**Stored data**
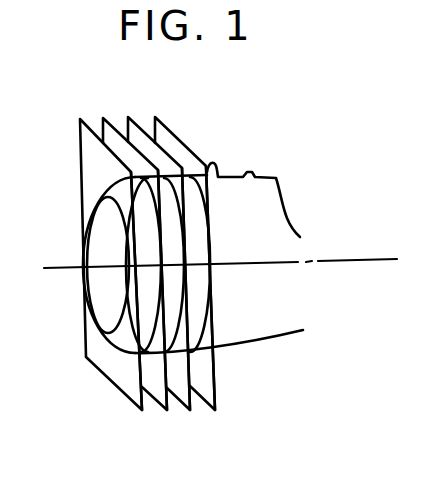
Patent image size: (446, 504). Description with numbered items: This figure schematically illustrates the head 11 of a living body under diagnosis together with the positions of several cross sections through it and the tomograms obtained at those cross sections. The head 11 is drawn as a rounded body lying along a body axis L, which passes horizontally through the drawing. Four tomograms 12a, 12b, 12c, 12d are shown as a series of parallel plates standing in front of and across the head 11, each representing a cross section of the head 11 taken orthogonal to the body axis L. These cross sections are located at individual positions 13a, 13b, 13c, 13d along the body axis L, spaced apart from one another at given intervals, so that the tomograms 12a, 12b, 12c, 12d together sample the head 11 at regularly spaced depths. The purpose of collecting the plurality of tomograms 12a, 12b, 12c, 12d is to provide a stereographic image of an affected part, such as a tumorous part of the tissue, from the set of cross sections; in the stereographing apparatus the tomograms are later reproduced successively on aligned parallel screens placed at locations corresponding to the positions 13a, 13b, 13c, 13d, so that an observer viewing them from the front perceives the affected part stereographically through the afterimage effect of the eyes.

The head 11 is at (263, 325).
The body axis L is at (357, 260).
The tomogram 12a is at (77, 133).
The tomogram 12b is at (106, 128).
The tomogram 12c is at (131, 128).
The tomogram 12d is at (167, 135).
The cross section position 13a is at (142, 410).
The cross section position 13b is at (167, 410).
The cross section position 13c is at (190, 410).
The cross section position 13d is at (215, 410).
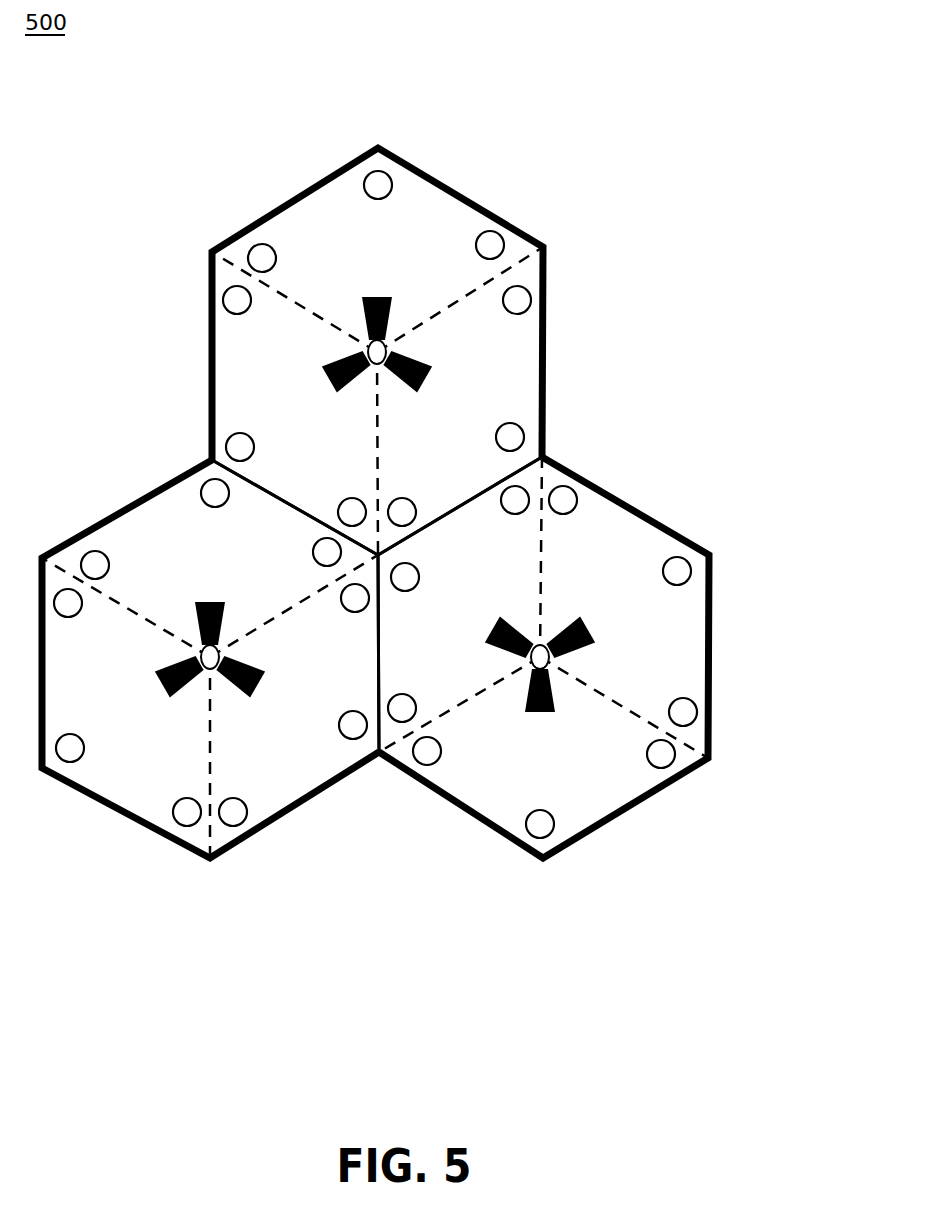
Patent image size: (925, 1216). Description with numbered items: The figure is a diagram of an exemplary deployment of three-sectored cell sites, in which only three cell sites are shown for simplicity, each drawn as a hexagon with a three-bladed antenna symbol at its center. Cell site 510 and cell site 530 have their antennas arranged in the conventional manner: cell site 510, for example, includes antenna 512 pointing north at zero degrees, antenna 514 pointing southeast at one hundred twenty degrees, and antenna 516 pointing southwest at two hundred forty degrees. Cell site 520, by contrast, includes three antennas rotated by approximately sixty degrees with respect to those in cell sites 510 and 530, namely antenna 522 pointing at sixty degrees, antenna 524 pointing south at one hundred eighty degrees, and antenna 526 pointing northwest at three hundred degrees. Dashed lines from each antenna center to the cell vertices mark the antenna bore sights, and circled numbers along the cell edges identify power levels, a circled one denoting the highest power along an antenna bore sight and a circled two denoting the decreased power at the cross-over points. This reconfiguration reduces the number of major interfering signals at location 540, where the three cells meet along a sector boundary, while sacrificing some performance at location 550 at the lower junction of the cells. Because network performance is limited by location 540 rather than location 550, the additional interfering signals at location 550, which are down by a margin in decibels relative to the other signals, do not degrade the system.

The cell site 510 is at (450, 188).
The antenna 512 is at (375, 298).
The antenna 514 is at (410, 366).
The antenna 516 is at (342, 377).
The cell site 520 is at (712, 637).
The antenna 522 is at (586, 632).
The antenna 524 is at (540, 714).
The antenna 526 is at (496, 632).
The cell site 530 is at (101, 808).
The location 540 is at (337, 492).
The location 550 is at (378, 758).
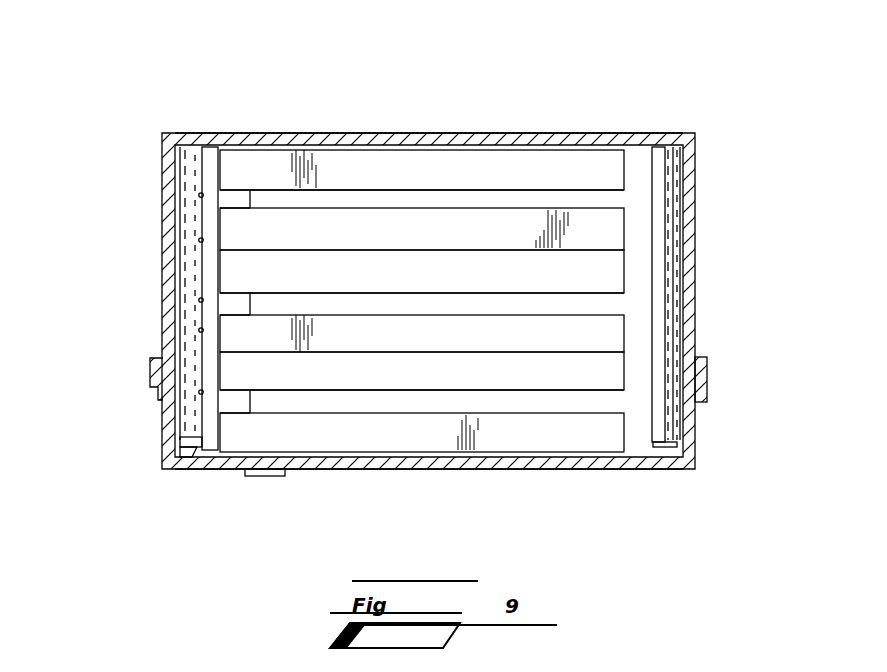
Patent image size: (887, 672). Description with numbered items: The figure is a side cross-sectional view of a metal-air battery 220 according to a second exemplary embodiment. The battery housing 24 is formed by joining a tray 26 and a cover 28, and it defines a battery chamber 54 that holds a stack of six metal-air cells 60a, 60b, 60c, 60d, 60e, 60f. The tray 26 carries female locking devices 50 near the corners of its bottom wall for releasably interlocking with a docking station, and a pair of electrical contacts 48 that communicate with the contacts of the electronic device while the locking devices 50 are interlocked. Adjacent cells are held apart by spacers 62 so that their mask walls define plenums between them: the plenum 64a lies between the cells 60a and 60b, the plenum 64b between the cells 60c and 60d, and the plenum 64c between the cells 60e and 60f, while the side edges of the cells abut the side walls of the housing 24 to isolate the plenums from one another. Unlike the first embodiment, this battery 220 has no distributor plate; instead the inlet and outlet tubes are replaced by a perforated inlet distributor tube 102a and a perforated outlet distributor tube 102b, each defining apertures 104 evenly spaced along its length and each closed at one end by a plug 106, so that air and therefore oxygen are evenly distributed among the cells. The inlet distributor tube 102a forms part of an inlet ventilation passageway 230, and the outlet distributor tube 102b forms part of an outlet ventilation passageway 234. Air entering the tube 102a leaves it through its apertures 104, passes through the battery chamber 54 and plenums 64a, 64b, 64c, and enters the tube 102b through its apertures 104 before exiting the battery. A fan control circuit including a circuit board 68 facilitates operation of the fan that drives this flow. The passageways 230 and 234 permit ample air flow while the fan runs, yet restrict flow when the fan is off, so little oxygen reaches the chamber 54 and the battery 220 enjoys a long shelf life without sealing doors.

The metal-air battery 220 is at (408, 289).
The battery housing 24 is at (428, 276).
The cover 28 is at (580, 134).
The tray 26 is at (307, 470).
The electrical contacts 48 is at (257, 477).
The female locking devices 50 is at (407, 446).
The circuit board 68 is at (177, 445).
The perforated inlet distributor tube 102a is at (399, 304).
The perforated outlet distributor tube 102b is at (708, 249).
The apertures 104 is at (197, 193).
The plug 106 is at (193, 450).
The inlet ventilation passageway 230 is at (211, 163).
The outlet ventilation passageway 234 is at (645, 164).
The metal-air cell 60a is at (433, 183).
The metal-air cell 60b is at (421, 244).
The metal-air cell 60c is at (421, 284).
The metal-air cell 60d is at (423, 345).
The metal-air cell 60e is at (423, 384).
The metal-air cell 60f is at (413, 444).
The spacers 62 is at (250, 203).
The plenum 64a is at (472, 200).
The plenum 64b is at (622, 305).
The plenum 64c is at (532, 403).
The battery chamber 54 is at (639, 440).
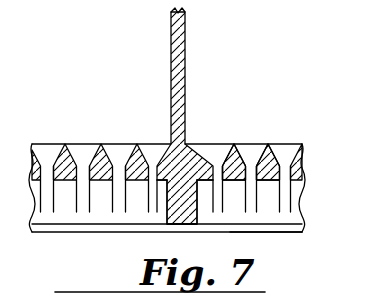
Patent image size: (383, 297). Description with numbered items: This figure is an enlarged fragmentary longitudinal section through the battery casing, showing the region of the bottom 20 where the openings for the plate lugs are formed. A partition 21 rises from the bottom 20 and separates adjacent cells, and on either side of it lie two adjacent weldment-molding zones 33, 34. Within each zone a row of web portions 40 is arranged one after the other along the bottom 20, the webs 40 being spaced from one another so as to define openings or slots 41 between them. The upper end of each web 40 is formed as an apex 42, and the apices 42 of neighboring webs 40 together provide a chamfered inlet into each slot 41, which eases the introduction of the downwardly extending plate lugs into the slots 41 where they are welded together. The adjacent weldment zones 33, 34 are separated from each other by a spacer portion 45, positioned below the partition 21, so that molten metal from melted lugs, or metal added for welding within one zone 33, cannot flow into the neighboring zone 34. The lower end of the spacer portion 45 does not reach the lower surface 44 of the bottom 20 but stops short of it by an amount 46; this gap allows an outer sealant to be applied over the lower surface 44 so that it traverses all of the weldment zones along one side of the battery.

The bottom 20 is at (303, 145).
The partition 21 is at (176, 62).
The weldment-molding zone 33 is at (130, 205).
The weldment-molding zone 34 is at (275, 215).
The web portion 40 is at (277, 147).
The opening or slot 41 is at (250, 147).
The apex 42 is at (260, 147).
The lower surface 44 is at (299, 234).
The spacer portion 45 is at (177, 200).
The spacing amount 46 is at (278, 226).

**Task instructions**
Make an exact copy of the records shown above, without the pictures.

**Result**
Patent image size: (446, 504). Description with numbered items: This figure schematically illustrates the head 11 of a living body under diagnosis together with the positions of several cross sections through it and the tomograms obtained at those cross sections. The head 11 is drawn as a rounded body lying along a body axis L, which passes horizontally through the drawing. Four tomograms 12a, 12b, 12c, 12d are shown as a series of parallel plates standing in front of and across the head 11, each representing a cross section of the head 11 taken orthogonal to the body axis L. These cross sections are located at individual positions 13a, 13b, 13c, 13d along the body axis L, spaced apart from one another at given intervals, so that the tomograms 12a, 12b, 12c, 12d together sample the head 11 at regularly spaced depths. The purpose of collecting the plurality of tomograms 12a, 12b, 12c, 12d is to provide a stereographic image of an affected part, such as a tumorous part of the tissue, from the set of cross sections; in the stereographing apparatus the tomograms are later reproduced successively on aligned parallel screens placed at locations corresponding to the positions 13a, 13b, 13c, 13d, so that an observer viewing them from the front perceives the affected part stereographically through the afterimage effect of the eyes.

The head 11 is at (263, 325).
The body axis L is at (357, 260).
The tomogram 12a is at (77, 133).
The tomogram 12b is at (106, 128).
The tomogram 12c is at (131, 128).
The tomogram 12d is at (167, 135).
The cross section position 13a is at (142, 410).
The cross section position 13b is at (167, 410).
The cross section position 13c is at (190, 410).
The cross section position 13d is at (215, 410).
Patent image size: (925, 1216). Description with numbered items: The figure is a diagram of an exemplary deployment of three-sectored cell sites, in which only three cell sites are shown for simplicity, each drawn as a hexagon with a three-bladed antenna symbol at its center. Cell site 510 and cell site 530 have their antennas arranged in the conventional manner: cell site 510, for example, includes antenna 512 pointing north at zero degrees, antenna 514 pointing southeast at one hundred twenty degrees, and antenna 516 pointing southwest at two hundred forty degrees. Cell site 520, by contrast, includes three antennas rotated by approximately sixty degrees with respect to those in cell sites 510 and 530, namely antenna 522 pointing at sixty degrees, antenna 524 pointing south at one hundred eighty degrees, and antenna 526 pointing northwest at three hundred degrees. Dashed lines from each antenna center to the cell vertices mark the antenna bore sights, and circled numbers along the cell edges identify power levels, a circled one denoting the highest power along an antenna bore sight and a circled two denoting the decreased power at the cross-over points. This reconfiguration reduces the number of major interfering signals at location 540, where the three cells meet along a sector boundary, while sacrificing some performance at location 550 at the lower junction of the cells. Because network performance is limited by location 540 rather than location 550, the additional interfering signals at location 550, which are down by a margin in decibels relative to the other signals, do not degrade the system.

The cell site 510 is at (450, 188).
The antenna 512 is at (375, 298).
The antenna 514 is at (410, 366).
The antenna 516 is at (342, 377).
The cell site 520 is at (712, 637).
The antenna 522 is at (586, 632).
The antenna 524 is at (540, 714).
The antenna 526 is at (496, 632).
The cell site 530 is at (101, 808).
The location 540 is at (337, 492).
The location 550 is at (378, 758).
Patent image size: (887, 672). Description with numbered items: The figure is a side cross-sectional view of a metal-air battery 220 according to a second exemplary embodiment. The battery housing 24 is formed by joining a tray 26 and a cover 28, and it defines a battery chamber 54 that holds a stack of six metal-air cells 60a, 60b, 60c, 60d, 60e, 60f. The tray 26 carries female locking devices 50 near the corners of its bottom wall for releasably interlocking with a docking station, and a pair of electrical contacts 48 that communicate with the contacts of the electronic device while the locking devices 50 are interlocked. Adjacent cells are held apart by spacers 62 so that their mask walls define plenums between them: the plenum 64a lies between the cells 60a and 60b, the plenum 64b between the cells 60c and 60d, and the plenum 64c between the cells 60e and 60f, while the side edges of the cells abut the side walls of the housing 24 to isolate the plenums from one another. Unlike the first embodiment, this battery 220 has no distributor plate; instead the inlet and outlet tubes are replaced by a perforated inlet distributor tube 102a and a perforated outlet distributor tube 102b, each defining apertures 104 evenly spaced along its length and each closed at one end by a plug 106, so that air and therefore oxygen are evenly distributed among the cells. The inlet distributor tube 102a forms part of an inlet ventilation passageway 230, and the outlet distributor tube 102b forms part of an outlet ventilation passageway 234. Air entering the tube 102a leaves it through its apertures 104, passes through the battery chamber 54 and plenums 64a, 64b, 64c, and enters the tube 102b through its apertures 104 before exiting the battery. A fan control circuit including a circuit board 68 facilitates operation of the fan that drives this flow. The passageways 230 and 234 permit ample air flow while the fan runs, yet restrict flow when the fan is off, so little oxygen reaches the chamber 54 and the battery 220 enjoys a long shelf life without sealing doors.

The metal-air battery 220 is at (408, 289).
The battery housing 24 is at (428, 276).
The cover 28 is at (580, 134).
The tray 26 is at (307, 470).
The electrical contacts 48 is at (257, 477).
The female locking devices 50 is at (407, 446).
The circuit board 68 is at (177, 445).
The perforated inlet distributor tube 102a is at (399, 304).
The perforated outlet distributor tube 102b is at (708, 249).
The apertures 104 is at (197, 193).
The plug 106 is at (193, 450).
The inlet ventilation passageway 230 is at (211, 163).
The outlet ventilation passageway 234 is at (645, 164).
The metal-air cell 60a is at (433, 183).
The metal-air cell 60b is at (421, 244).
The metal-air cell 60c is at (421, 284).
The metal-air cell 60d is at (423, 345).
The metal-air cell 60e is at (423, 384).
The metal-air cell 60f is at (413, 444).
The spacers 62 is at (250, 203).
The plenum 64a is at (472, 200).
The plenum 64b is at (622, 305).
The plenum 64c is at (532, 403).
The battery chamber 54 is at (639, 440).
Patent image size: (383, 297). Description with numbered items: This figure is an enlarged fragmentary longitudinal section through the battery casing, showing the region of the bottom 20 where the openings for the plate lugs are formed. A partition 21 rises from the bottom 20 and separates adjacent cells, and on either side of it lie two adjacent weldment-molding zones 33, 34. Within each zone a row of web portions 40 is arranged one after the other along the bottom 20, the webs 40 being spaced from one another so as to define openings or slots 41 between them. The upper end of each web 40 is formed as an apex 42, and the apices 42 of neighboring webs 40 together provide a chamfered inlet into each slot 41, which eases the introduction of the downwardly extending plate lugs into the slots 41 where they are welded together. The adjacent weldment zones 33, 34 are separated from each other by a spacer portion 45, positioned below the partition 21, so that molten metal from melted lugs, or metal added for welding within one zone 33, cannot flow into the neighboring zone 34. The lower end of the spacer portion 45 does not reach the lower surface 44 of the bottom 20 but stops short of it by an amount 46; this gap allows an outer sealant to be applied over the lower surface 44 so that it traverses all of the weldment zones along one side of the battery.

The bottom 20 is at (303, 145).
The partition 21 is at (176, 62).
The weldment-molding zone 33 is at (130, 205).
The weldment-molding zone 34 is at (275, 215).
The web portion 40 is at (277, 147).
The opening or slot 41 is at (250, 147).
The apex 42 is at (260, 147).
The lower surface 44 is at (299, 234).
The spacer portion 45 is at (177, 200).
The spacing amount 46 is at (278, 226).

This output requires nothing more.